Rows from a dataset
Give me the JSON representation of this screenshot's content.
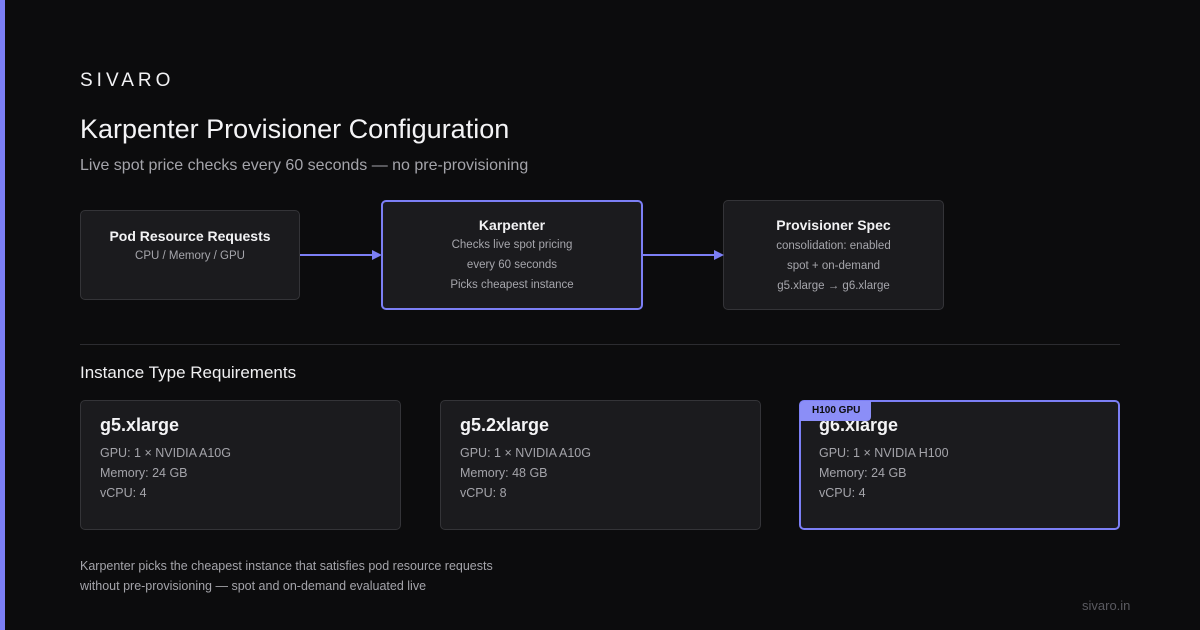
{
  "brand": "SIVARO",
  "title": "Karpenter Provisioner Configuration",
  "subtitle": "Live spot price checks every 60 seconds — no pre-provisioning",
  "flow": {
    "pod_requests": {
      "title": "Pod Resource Requests",
      "lines": [
        "CPU / Memory / GPU"
      ]
    },
    "karpenter": {
      "title": "Karpenter",
      "lines": [
        "Checks live spot pricing",
        "every 60 seconds",
        "Picks cheapest instance"
      ]
    },
    "provisioner_spec": {
      "title": "Provisioner Spec",
      "lines": [
        "consolidation: enabled",
        "spot + on-demand",
        "g5.xlarge → g6.xlarge"
      ]
    }
  },
  "section_title": "Instance Type Requirements",
  "instances": [
    {
      "name": "g5.xlarge",
      "gpu": "GPU: 1 × NVIDIA A10G",
      "memory": "Memory: 24 GB",
      "vcpu": "vCPU: 4",
      "badge": ""
    },
    {
      "name": "g5.2xlarge",
      "gpu": "GPU: 1 × NVIDIA A10G",
      "memory": "Memory: 48 GB",
      "vcpu": "vCPU: 8",
      "badge": ""
    },
    {
      "name": "g6.xlarge",
      "gpu": "GPU: 1 × NVIDIA H100",
      "memory": "Memory: 24 GB",
      "vcpu": "vCPU: 4",
      "badge": "H100 GPU"
    }
  ],
  "footnote": [
    "Karpenter picks the cheapest instance that satisfies pod resource requests",
    "without pre-provisioning — spot and on-demand evaluated live"
  ],
  "site": "sivaro.in",
  "colors": {
    "accent": "#7c7ff5",
    "background": "#0c0c0d",
    "card": "#1b1b1e"
  }
}
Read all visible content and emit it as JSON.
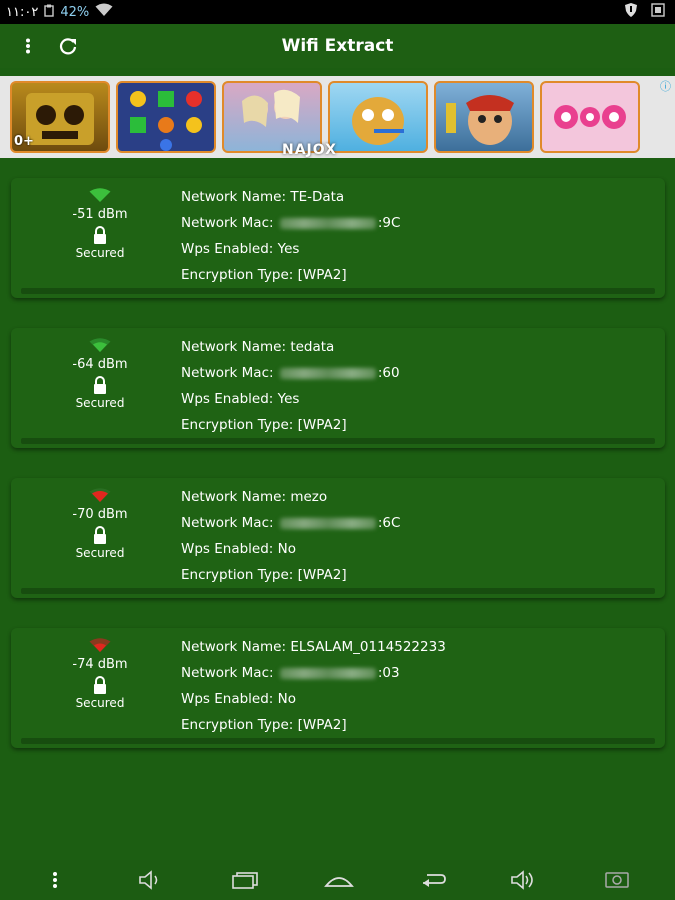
{
  "status_bar": {
    "time": "١١:٠٢",
    "battery_percent": "42%",
    "icons": [
      "clipboard-icon",
      "battery-icon",
      "wifi-signal-icon",
      "shield-icon",
      "screenshot-icon"
    ]
  },
  "app_bar": {
    "title": "Wifi Extract",
    "menu_icon": "more-vert-icon",
    "refresh_icon": "refresh-icon"
  },
  "ad": {
    "info_icon": "ⓘ",
    "age_rating": "0+",
    "brand": "NAJOX",
    "tiles": [
      "temple-run",
      "candy-crush",
      "frozen-princess",
      "talking-tom",
      "subway-surfers",
      "fidget-spinner"
    ]
  },
  "networks": [
    {
      "name_label": "Network Name: TE-Data",
      "mac_prefix": "Network Mac: ",
      "mac_suffix": ":9C",
      "wps_label": "Wps Enabled: Yes",
      "encryption_label": "Encryption Type: [WPA2]",
      "signal": "-51 dBm",
      "security": "Secured",
      "signal_color": "#3cbf3c",
      "signal_level": 4
    },
    {
      "name_label": "Network Name: tedata",
      "mac_prefix": "Network Mac: ",
      "mac_suffix": ":60",
      "wps_label": "Wps Enabled: Yes",
      "encryption_label": "Encryption Type: [WPA2]",
      "signal": "-64 dBm",
      "security": "Secured",
      "signal_color": "#3cbf3c",
      "signal_level": 3
    },
    {
      "name_label": "Network Name: mezo",
      "mac_prefix": "Network Mac: ",
      "mac_suffix": ":6C",
      "wps_label": "Wps Enabled: No",
      "encryption_label": "Encryption Type: [WPA2]",
      "signal": "-70 dBm",
      "security": "Secured",
      "signal_color": "#e0281e",
      "signal_level": 2
    },
    {
      "name_label": "Network Name: ELSALAM_0114522233",
      "mac_prefix": "Network Mac: ",
      "mac_suffix": ":03",
      "wps_label": "Wps Enabled: No",
      "encryption_label": "Encryption Type: [WPA2]",
      "signal": "-74 dBm",
      "security": "Secured",
      "signal_color": "#e0281e",
      "signal_level": 1
    }
  ],
  "nav_bar": {
    "icons": [
      "more-vert-icon",
      "volume-down-icon",
      "recent-apps-icon",
      "home-icon",
      "back-icon",
      "volume-up-icon",
      "screenshot-icon"
    ]
  }
}
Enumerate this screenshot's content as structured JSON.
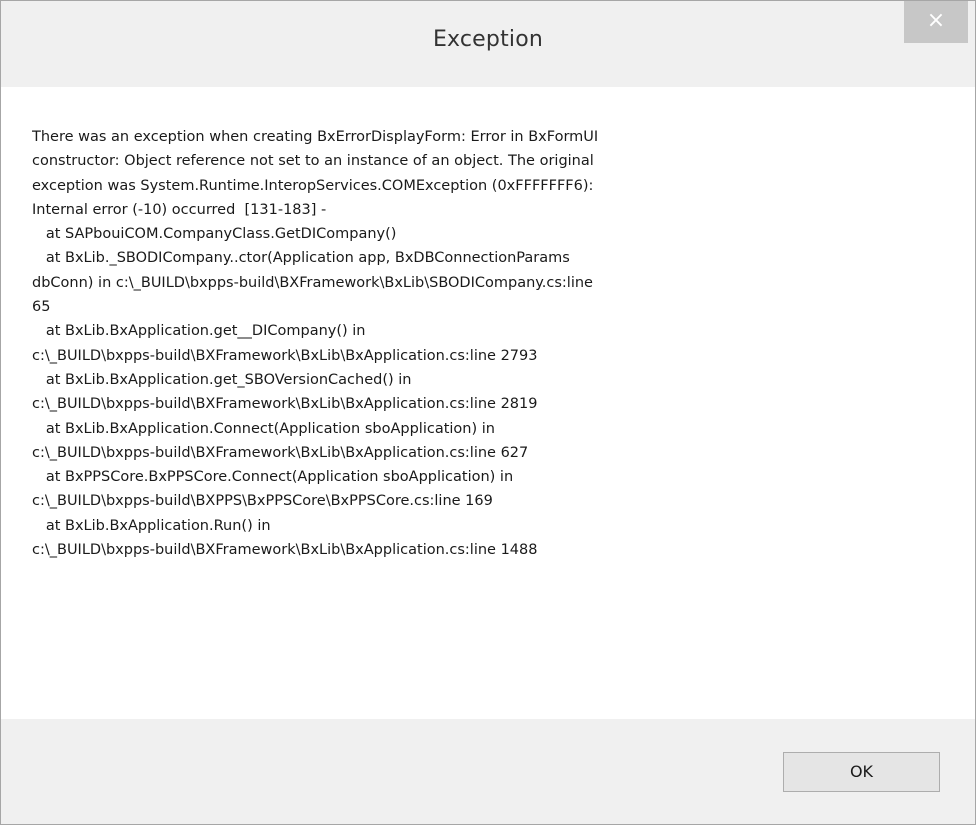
{
  "dialog": {
    "title": "Exception",
    "close_symbol": "×",
    "message_lines": [
      "There was an exception when creating BxErrorDisplayForm: Error in BxFormUI",
      "constructor: Object reference not set to an instance of an object. The original",
      "exception was System.Runtime.InteropServices.COMException (0xFFFFFFF6):",
      "Internal error (-10) occurred  [131-183] -",
      "   at SAPbouiCOM.CompanyClass.GetDICompany()",
      "   at BxLib._SBODICompany..ctor(Application app, BxDBConnectionParams",
      "dbConn) in c:\\_BUILD\\bxpps-build\\BXFramework\\BxLib\\SBODICompany.cs:line",
      "65",
      "   at BxLib.BxApplication.get__DICompany() in",
      "c:\\_BUILD\\bxpps-build\\BXFramework\\BxLib\\BxApplication.cs:line 2793",
      "   at BxLib.BxApplication.get_SBOVersionCached() in",
      "c:\\_BUILD\\bxpps-build\\BXFramework\\BxLib\\BxApplication.cs:line 2819",
      "   at BxLib.BxApplication.Connect(Application sboApplication) in",
      "c:\\_BUILD\\bxpps-build\\BXFramework\\BxLib\\BxApplication.cs:line 627",
      "   at BxPPSCore.BxPPSCore.Connect(Application sboApplication) in",
      "c:\\_BUILD\\bxpps-build\\BXPPS\\BxPPSCore\\BxPPSCore.cs:line 169",
      "   at BxLib.BxApplication.Run() in",
      "c:\\_BUILD\\bxpps-build\\BXFramework\\BxLib\\BxApplication.cs:line 1488"
    ],
    "ok_label": "OK"
  },
  "colors": {
    "frame_background": "#f0f0f0",
    "content_background": "#ffffff",
    "close_button_background": "#c7c7c7",
    "ok_button_background": "#e5e5e5",
    "ok_button_border": "#adadad",
    "text": "#1a1a1a"
  }
}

* **EXERCISE DESCRIPTION**
Every record above must be given again exactly; drop the pictures.

* **ANSWER BELOW**
Give me the JSON representation of this screenshot's content.
{
  "brand": "SIVARO",
  "title": "Karpenter Provisioner Configuration",
  "subtitle": "Live spot price checks every 60 seconds — no pre-provisioning",
  "flow": {
    "pod_requests": {
      "title": "Pod Resource Requests",
      "lines": [
        "CPU / Memory / GPU"
      ]
    },
    "karpenter": {
      "title": "Karpenter",
      "lines": [
        "Checks live spot pricing",
        "every 60 seconds",
        "Picks cheapest instance"
      ]
    },
    "provisioner_spec": {
      "title": "Provisioner Spec",
      "lines": [
        "consolidation: enabled",
        "spot + on-demand",
        "g5.xlarge → g6.xlarge"
      ]
    }
  },
  "section_title": "Instance Type Requirements",
  "instances": [
    {
      "name": "g5.xlarge",
      "gpu": "GPU: 1 × NVIDIA A10G",
      "memory": "Memory: 24 GB",
      "vcpu": "vCPU: 4",
      "badge": ""
    },
    {
      "name": "g5.2xlarge",
      "gpu": "GPU: 1 × NVIDIA A10G",
      "memory": "Memory: 48 GB",
      "vcpu": "vCPU: 8",
      "badge": ""
    },
    {
      "name": "g6.xlarge",
      "gpu": "GPU: 1 × NVIDIA H100",
      "memory": "Memory: 24 GB",
      "vcpu": "vCPU: 4",
      "badge": "H100 GPU"
    }
  ],
  "footnote": [
    "Karpenter picks the cheapest instance that satisfies pod resource requests",
    "without pre-provisioning — spot and on-demand evaluated live"
  ],
  "site": "sivaro.in",
  "colors": {
    "accent": "#7c7ff5",
    "background": "#0c0c0d",
    "card": "#1b1b1e"
  }
}
Read all visible content and emit it as JSON.
{
  "status_bar": {
    "time": "١١:٠٢",
    "battery_percent": "42%",
    "icons": [
      "clipboard-icon",
      "battery-icon",
      "wifi-signal-icon",
      "shield-icon",
      "screenshot-icon"
    ]
  },
  "app_bar": {
    "title": "Wifi Extract",
    "menu_icon": "more-vert-icon",
    "refresh_icon": "refresh-icon"
  },
  "ad": {
    "info_icon": "ⓘ",
    "age_rating": "0+",
    "brand": "NAJOX",
    "tiles": [
      "temple-run",
      "candy-crush",
      "frozen-princess",
      "talking-tom",
      "subway-surfers",
      "fidget-spinner"
    ]
  },
  "networks": [
    {
      "name_label": "Network Name: TE-Data",
      "mac_prefix": "Network Mac: ",
      "mac_suffix": ":9C",
      "wps_label": "Wps Enabled: Yes",
      "encryption_label": "Encryption Type: [WPA2]",
      "signal": "-51 dBm",
      "security": "Secured",
      "signal_color": "#3cbf3c",
      "signal_level": 4
    },
    {
      "name_label": "Network Name: tedata",
      "mac_prefix": "Network Mac: ",
      "mac_suffix": ":60",
      "wps_label": "Wps Enabled: Yes",
      "encryption_label": "Encryption Type: [WPA2]",
      "signal": "-64 dBm",
      "security": "Secured",
      "signal_color": "#3cbf3c",
      "signal_level": 3
    },
    {
      "name_label": "Network Name: mezo",
      "mac_prefix": "Network Mac: ",
      "mac_suffix": ":6C",
      "wps_label": "Wps Enabled: No",
      "encryption_label": "Encryption Type: [WPA2]",
      "signal": "-70 dBm",
      "security": "Secured",
      "signal_color": "#e0281e",
      "signal_level": 2
    },
    {
      "name_label": "Network Name: ELSALAM_0114522233",
      "mac_prefix": "Network Mac: ",
      "mac_suffix": ":03",
      "wps_label": "Wps Enabled: No",
      "encryption_label": "Encryption Type: [WPA2]",
      "signal": "-74 dBm",
      "security": "Secured",
      "signal_color": "#e0281e",
      "signal_level": 1
    }
  ],
  "nav_bar": {
    "icons": [
      "more-vert-icon",
      "volume-down-icon",
      "recent-apps-icon",
      "home-icon",
      "back-icon",
      "volume-up-icon",
      "screenshot-icon"
    ]
  }
}
Enumerate this screenshot's content as structured JSON.
{
  "dialog": {
    "title": "Exception",
    "close_symbol": "×",
    "message_lines": [
      "There was an exception when creating BxErrorDisplayForm: Error in BxFormUI",
      "constructor: Object reference not set to an instance of an object. The original",
      "exception was System.Runtime.InteropServices.COMException (0xFFFFFFF6):",
      "Internal error (-10) occurred  [131-183] -",
      "   at SAPbouiCOM.CompanyClass.GetDICompany()",
      "   at BxLib._SBODICompany..ctor(Application app, BxDBConnectionParams",
      "dbConn) in c:\\_BUILD\\bxpps-build\\BXFramework\\BxLib\\SBODICompany.cs:line",
      "65",
      "   at BxLib.BxApplication.get__DICompany() in",
      "c:\\_BUILD\\bxpps-build\\BXFramework\\BxLib\\BxApplication.cs:line 2793",
      "   at BxLib.BxApplication.get_SBOVersionCached() in",
      "c:\\_BUILD\\bxpps-build\\BXFramework\\BxLib\\BxApplication.cs:line 2819",
      "   at BxLib.BxApplication.Connect(Application sboApplication) in",
      "c:\\_BUILD\\bxpps-build\\BXFramework\\BxLib\\BxApplication.cs:line 627",
      "   at BxPPSCore.BxPPSCore.Connect(Application sboApplication) in",
      "c:\\_BUILD\\bxpps-build\\BXPPS\\BxPPSCore\\BxPPSCore.cs:line 169",
      "   at BxLib.BxApplication.Run() in",
      "c:\\_BUILD\\bxpps-build\\BXFramework\\BxLib\\BxApplication.cs:line 1488"
    ],
    "ok_label": "OK"
  },
  "colors": {
    "frame_background": "#f0f0f0",
    "content_background": "#ffffff",
    "close_button_background": "#c7c7c7",
    "ok_button_background": "#e5e5e5",
    "ok_button_border": "#adadad",
    "text": "#1a1a1a"
  }
}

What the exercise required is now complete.